● Request: Identify and copy all lines of the material where the string "Capreol" is found.
_ _ _ _
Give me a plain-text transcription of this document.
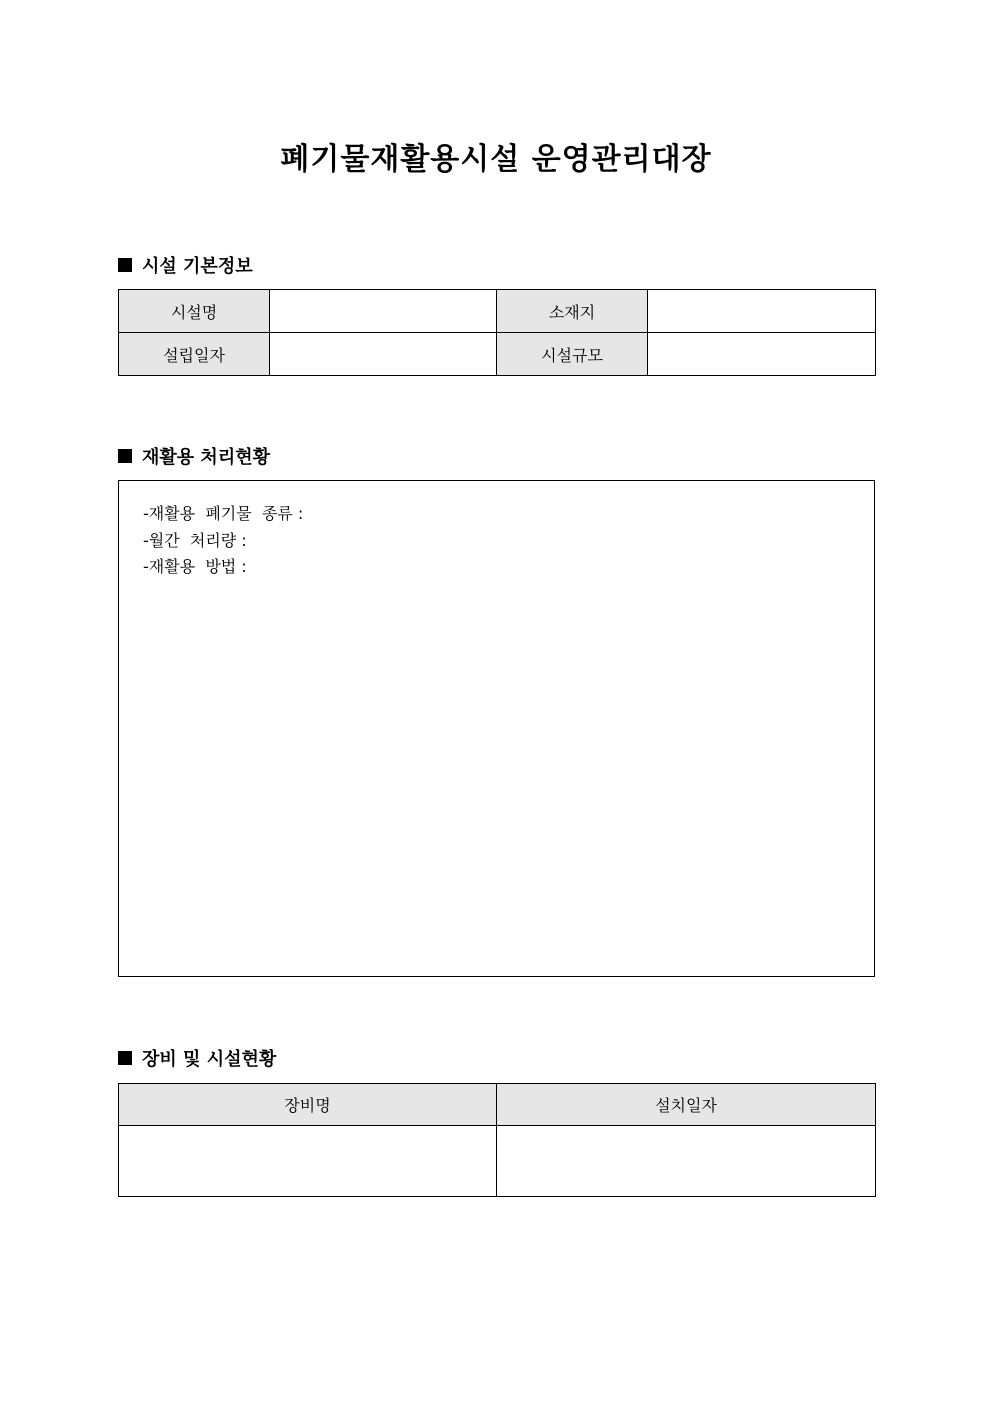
폐기물재활용시설 운영관리대장
시설 기본정보
시설명		소재지	
설립일자		시설규모	
재활용 처리현황
-재활용  폐기물  종류 :
-월간  처리량 :
-재활용  방법 :
장비 및 시설현황
장비명	설치일자
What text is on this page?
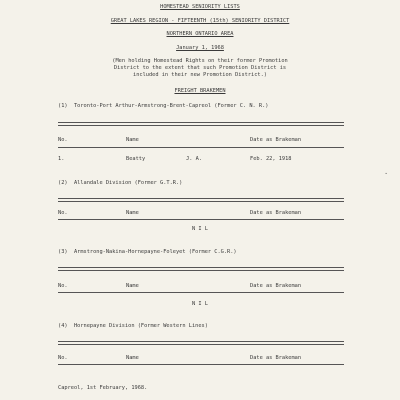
HOMESTEAD SENIORITY LISTS
GREAT LAKES REGION - FIFTEENTH (15th) SENIORITY DISTRICT
NORTHERN ONTARIO AREA
January 1, 1968
(Men holding Homestead Rights on their former Promotion
District to the extent that such Promotion District is
included in their new Promotion District.)
FREIGHT BRAKEMEN
(1)  Toronto-Port Arthur-Armstrong-Brent-Capreol (Former C. N. R.)
No.	Name	Date as Brakeman
1.	Beatty	J. A.	Feb. 22, 1918
(2)  Allandale Division (Former G.T.R.)
No.	Name	Date as Brakeman
N I L
(3)  Armstrong-Nakina-Hornepayne-Foleyet (Former C.G.R.)
No.	Name	Date as Brakeman
N I L
(4)  Hornepayne Division (Former Western Lines)
No.	Name	Date as Brakeman
Capreol, 1st February, 1968.
·
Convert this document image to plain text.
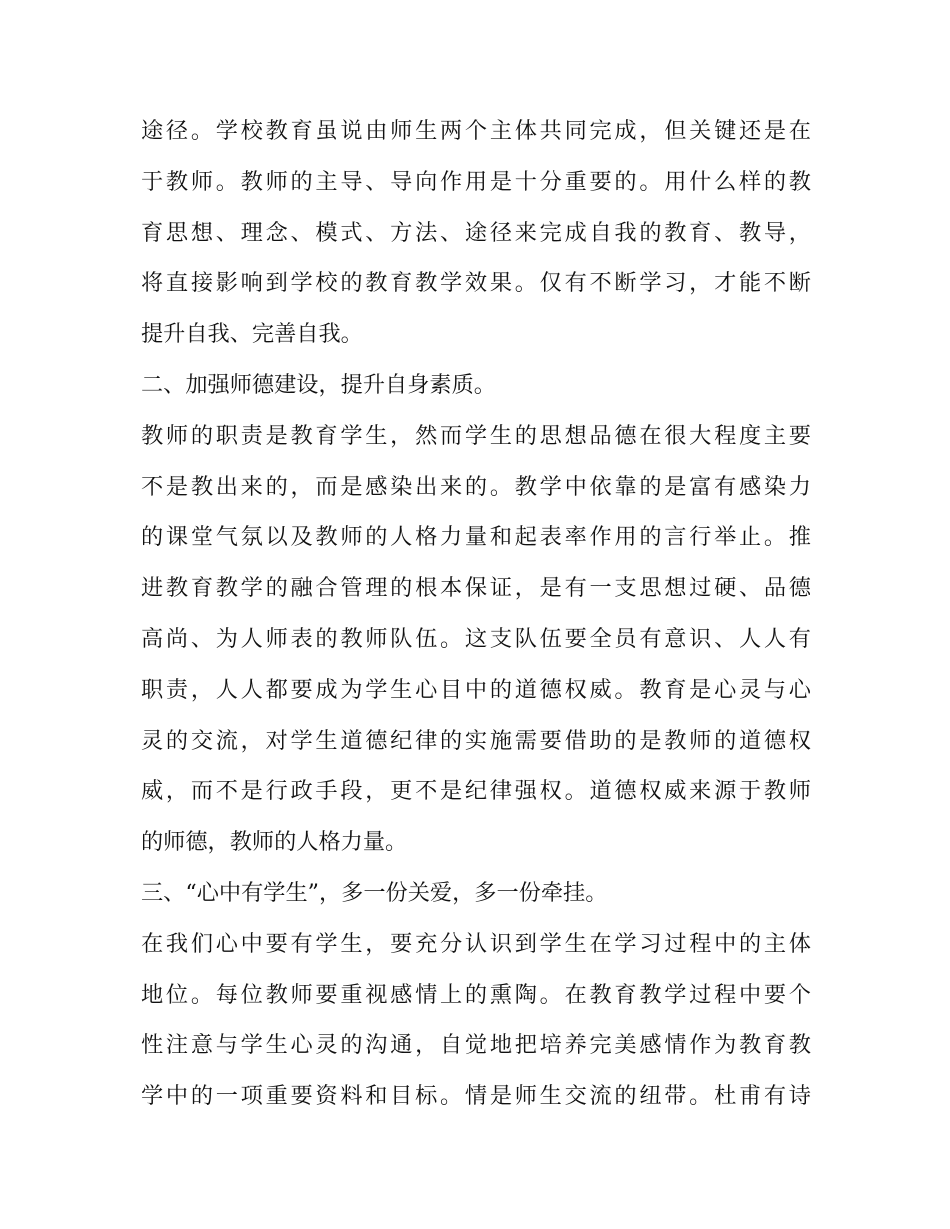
途径。学校教育虽说由师生两个主体共同完成，但关键还是在
于教师。教师的主导、导向作用是十分重要的。用什么样的教
育思想、理念、模式、方法、途径来完成自我的教育、教导，
将直接影响到学校的教育教学效果。仅有不断学习，才能不断
提升自我、完善自我。
二、加强师德建设，提升自身素质。
教师的职责是教育学生，然而学生的思想品德在很大程度主要
不是教出来的，而是感染出来的。教学中依靠的是富有感染力
的课堂气氛以及教师的人格力量和起表率作用的言行举止。推
进教育教学的融合管理的根本保证，是有一支思想过硬、品德
高尚、为人师表的教师队伍。这支队伍要全员有意识、人人有
职责，人人都要成为学生心目中的道德权威。教育是心灵与心
灵的交流，对学生道德纪律的实施需要借助的是教师的道德权
威，而不是行政手段，更不是纪律强权。道德权威来源于教师
的师德，教师的人格力量。
三、“心中有学生”，多一份关爱，多一份牵挂。
在我们心中要有学生，要充分认识到学生在学习过程中的主体
地位。每位教师要重视感情上的熏陶。在教育教学过程中要个
性注意与学生心灵的沟通，自觉地把培养完美感情作为教育教
学中的一项重要资料和目标。情是师生交流的纽带。杜甫有诗
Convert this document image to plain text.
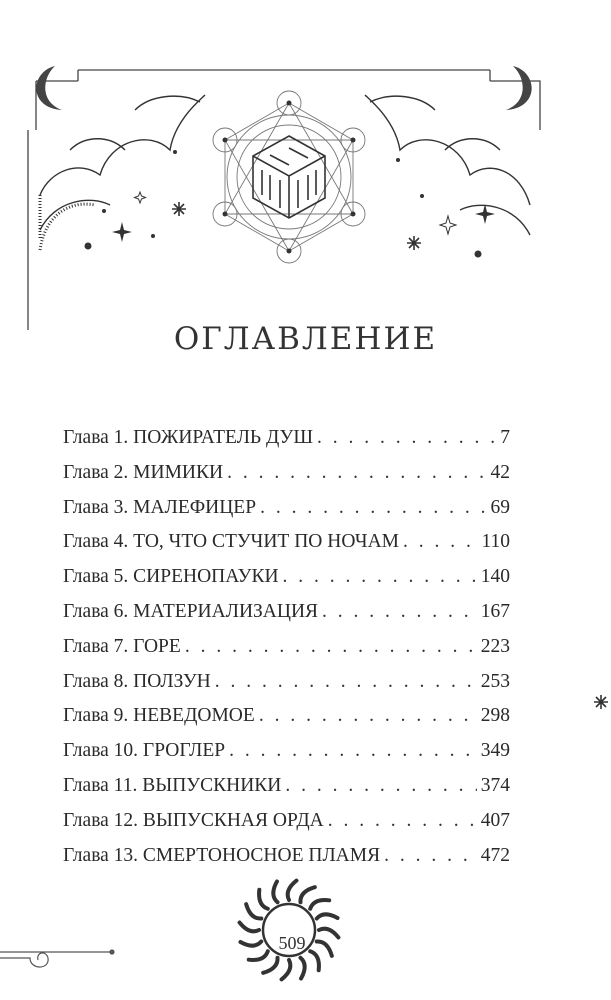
ОГЛАВЛЕНИЕ
Глава 1. ПОЖИРАТЕЛЬ ДУШ . . .	7
Глава 2. МИМИКИ . . .	42
Глава 3. МАЛЕФИЦЕР . . .	69
Глава 4. ТО, ЧТО СТУЧИТ ПО НОЧАМ . . .	110
Глава 5. СИРЕНОПАУКИ . . .	140
Глава 6. МАТЕРИАЛИЗАЦИЯ . . .	167
Глава 7. ГОРЕ . . .	223
Глава 8. ПОЛЗУН . . .	253
Глава 9. НЕВЕДОМОЕ . . .	298
Глава 10. ГРОГЛЕР . . .	349
Глава 11. ВЫПУСКНИКИ . . .	374
Глава 12. ВЫПУСКНАЯ ОРДА . . .	407
Глава 13. СМЕРТОНОСНОЕ ПЛАМЯ . . .	472
509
_ _ _ _
● Response to the exercise:
(1)  Toronto-Port Arthur-Armstrong-Brent-Capreol (Former C. N. R.)
Capreol, 1st February, 1968.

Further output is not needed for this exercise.